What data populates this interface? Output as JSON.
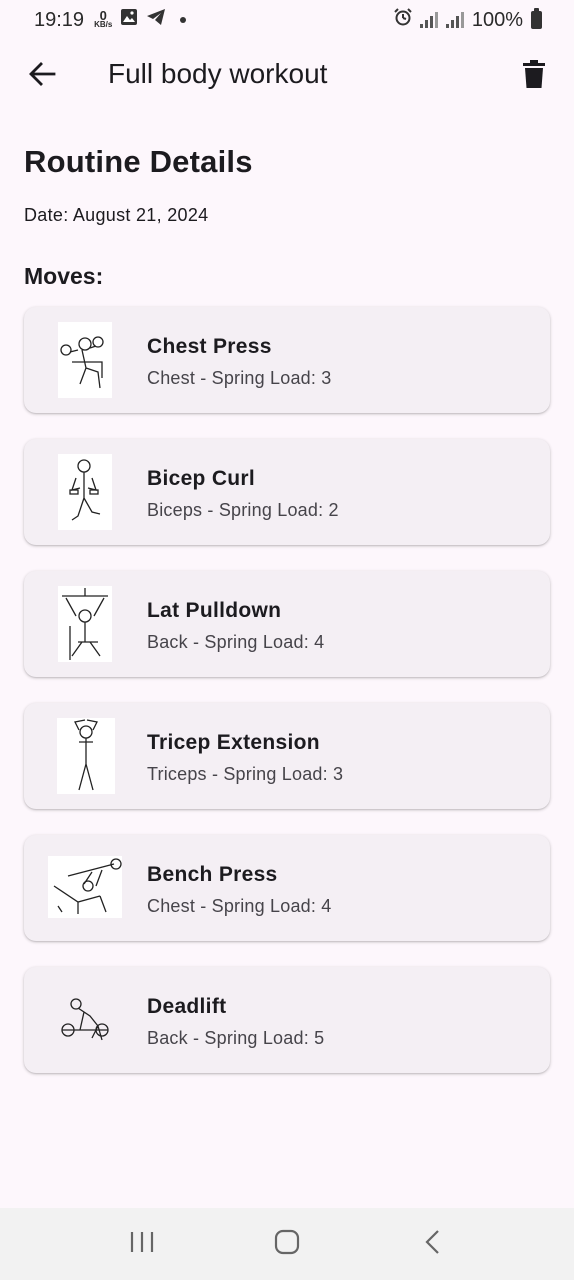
{
  "status_bar": {
    "time": "19:19",
    "net_speed_value": "0",
    "net_speed_unit": "KB/s",
    "battery": "100%",
    "icons": [
      "gallery-icon",
      "telegram-icon",
      "notification-dot",
      "alarm-icon",
      "signal-icon",
      "signal-icon",
      "battery-icon"
    ]
  },
  "app_bar": {
    "title": "Full body workout",
    "back_icon": "arrow-back-icon",
    "delete_icon": "trash-icon"
  },
  "page": {
    "heading": "Routine Details",
    "date": "Date: August 21, 2024",
    "moves_label": "Moves:"
  },
  "moves": [
    {
      "name": "Chest Press",
      "detail": "Chest - Spring Load: 3",
      "image": "chest-press-illustration"
    },
    {
      "name": "Bicep Curl",
      "detail": "Biceps - Spring Load: 2",
      "image": "bicep-curl-illustration"
    },
    {
      "name": "Lat Pulldown",
      "detail": "Back - Spring Load: 4",
      "image": "lat-pulldown-illustration"
    },
    {
      "name": "Tricep Extension",
      "detail": "Triceps - Spring Load: 3",
      "image": "tricep-extension-illustration"
    },
    {
      "name": "Bench Press",
      "detail": "Chest - Spring Load: 4",
      "image": "bench-press-illustration"
    },
    {
      "name": "Deadlift",
      "detail": "Back - Spring Load: 5",
      "image": "deadlift-illustration"
    }
  ],
  "nav_bar": {
    "icons": [
      "recent-apps-icon",
      "home-icon",
      "back-icon"
    ]
  },
  "colors": {
    "background": "#fdf7fc",
    "card": "#f4eff4",
    "text_primary": "#1c1b1f",
    "text_secondary": "#46444a",
    "nav_bar": "#f2f2f2"
  }
}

###

WHAT YOU SHOULD DO
Extract lines where the string "illustration" occurs.

EXERCISE RESPONSE
      "image": "chest-press-illustration"
      "image": "bicep-curl-illustration"
      "image": "lat-pulldown-illustration"
      "image": "tricep-extension-illustration"
      "image": "bench-press-illustration"
      "image": "deadlift-illustration"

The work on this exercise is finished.